§ **Work to be completed**:
Make an exact copy of the data below, leaving out every picture.

------------------------------------

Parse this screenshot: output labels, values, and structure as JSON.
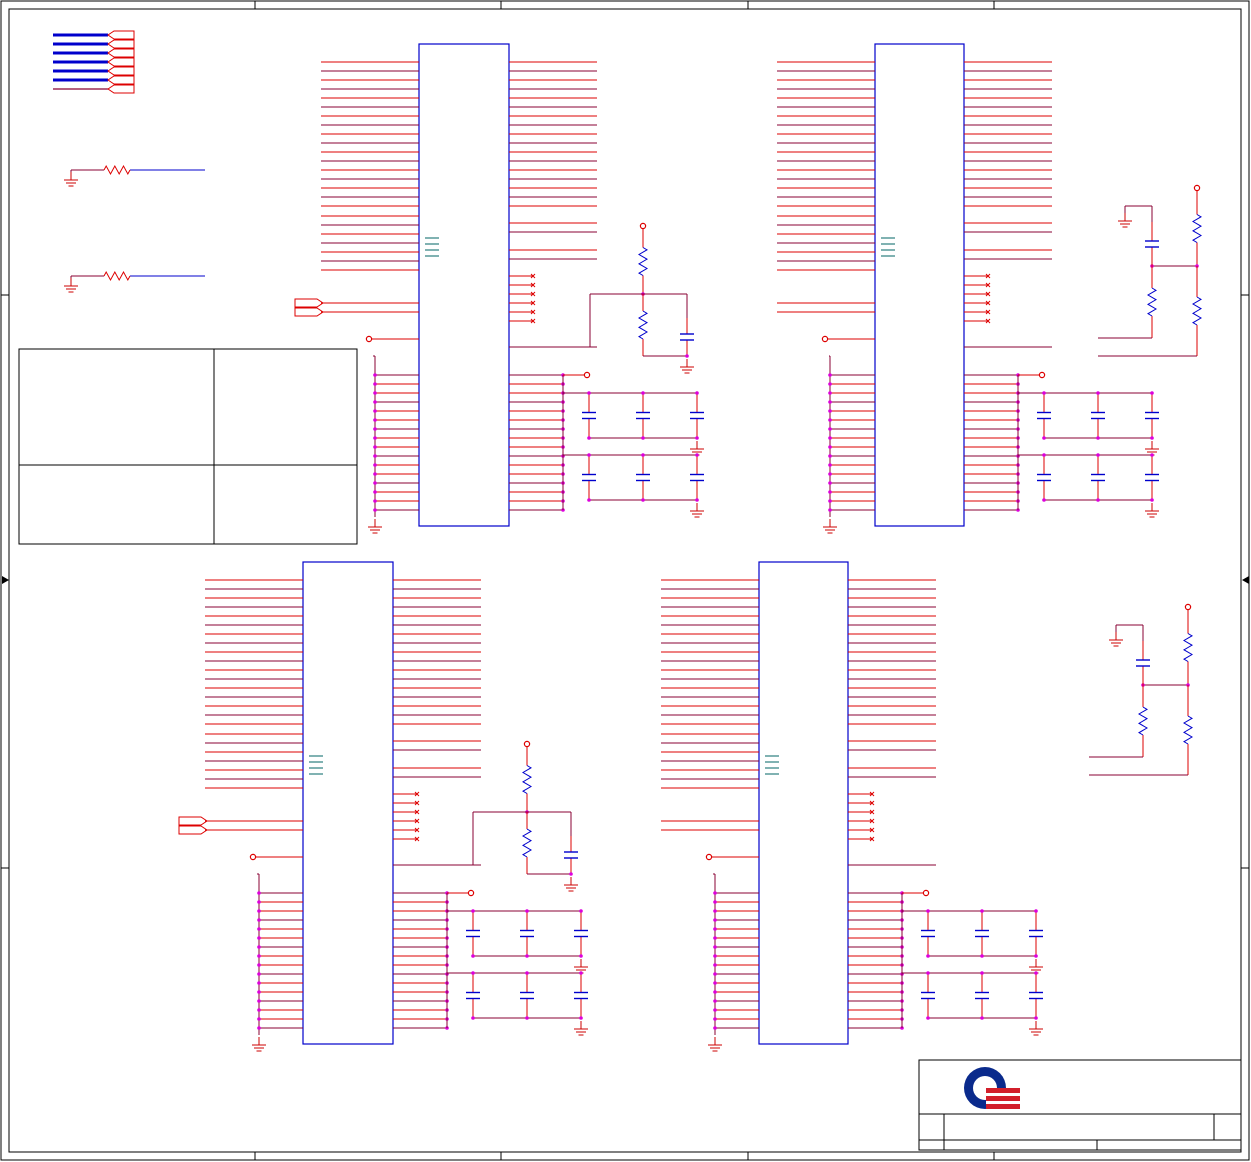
{
  "title_block": {
    "logo": "company-logo",
    "rows": []
  },
  "colors": {
    "border": "#000000",
    "chip_outline": "#0000cc",
    "net_red": "#dd0000",
    "net_dark": "#880033",
    "bus_blue": "#0000cc",
    "junction": "#dd00dd",
    "ground": "#cc0000",
    "logo_blue": "#0a2a8c",
    "logo_red": "#d21f2b"
  },
  "sheet": {
    "zone_markers": 5,
    "chips": 4,
    "termination_networks": 4,
    "decoupling_capacitor_banks": 4
  }
}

------------------------------------

§ **Response to this exercise**:
Parse this screenshot: output labels, values, and structure as JSON.
{
  "title_block": {
    "logo": "company-logo",
    "rows": []
  },
  "colors": {
    "border": "#000000",
    "chip_outline": "#0000cc",
    "net_red": "#dd0000",
    "net_dark": "#880033",
    "bus_blue": "#0000cc",
    "junction": "#dd00dd",
    "ground": "#cc0000",
    "logo_blue": "#0a2a8c",
    "logo_red": "#d21f2b"
  },
  "sheet": {
    "zone_markers": 5,
    "chips": 4,
    "termination_networks": 4,
    "decoupling_capacitor_banks": 4
  }
}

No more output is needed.